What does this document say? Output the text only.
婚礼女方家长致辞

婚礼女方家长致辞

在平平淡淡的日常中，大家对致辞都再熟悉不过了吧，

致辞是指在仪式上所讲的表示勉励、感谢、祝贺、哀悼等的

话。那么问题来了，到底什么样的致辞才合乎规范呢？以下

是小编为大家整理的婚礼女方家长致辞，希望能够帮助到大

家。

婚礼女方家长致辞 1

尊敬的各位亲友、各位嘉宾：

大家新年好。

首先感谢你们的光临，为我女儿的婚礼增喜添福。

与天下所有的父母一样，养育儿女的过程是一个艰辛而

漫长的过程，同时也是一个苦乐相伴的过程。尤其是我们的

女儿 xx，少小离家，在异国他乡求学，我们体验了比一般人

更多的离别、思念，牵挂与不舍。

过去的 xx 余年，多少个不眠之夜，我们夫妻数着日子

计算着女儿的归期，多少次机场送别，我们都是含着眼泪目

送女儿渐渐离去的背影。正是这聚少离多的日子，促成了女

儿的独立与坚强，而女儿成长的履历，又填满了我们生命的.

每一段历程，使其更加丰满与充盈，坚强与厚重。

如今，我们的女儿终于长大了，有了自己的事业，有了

☆ ☆ ☆ ☆ ☆

Give the listing above again, word for word.

What does this document say? Output the text only.
婚礼女方家长致辞

婚礼女方家长致辞

在平平淡淡的日常中，大家对致辞都再熟悉不过了吧，

致辞是指在仪式上所讲的表示勉励、感谢、祝贺、哀悼等的

话。那么问题来了，到底什么样的致辞才合乎规范呢？以下

是小编为大家整理的婚礼女方家长致辞，希望能够帮助到大

家。

婚礼女方家长致辞 1

尊敬的各位亲友、各位嘉宾：

大家新年好。

首先感谢你们的光临，为我女儿的婚礼增喜添福。

与天下所有的父母一样，养育儿女的过程是一个艰辛而

漫长的过程，同时也是一个苦乐相伴的过程。尤其是我们的

女儿 xx，少小离家，在异国他乡求学，我们体验了比一般人

更多的离别、思念，牵挂与不舍。

过去的 xx 余年，多少个不眠之夜，我们夫妻数着日子

计算着女儿的归期，多少次机场送别，我们都是含着眼泪目

送女儿渐渐离去的背影。正是这聚少离多的日子，促成了女

儿的独立与坚强，而女儿成长的履历，又填满了我们生命的.

每一段历程，使其更加丰满与充盈，坚强与厚重。

如今，我们的女儿终于长大了，有了自己的事业，有了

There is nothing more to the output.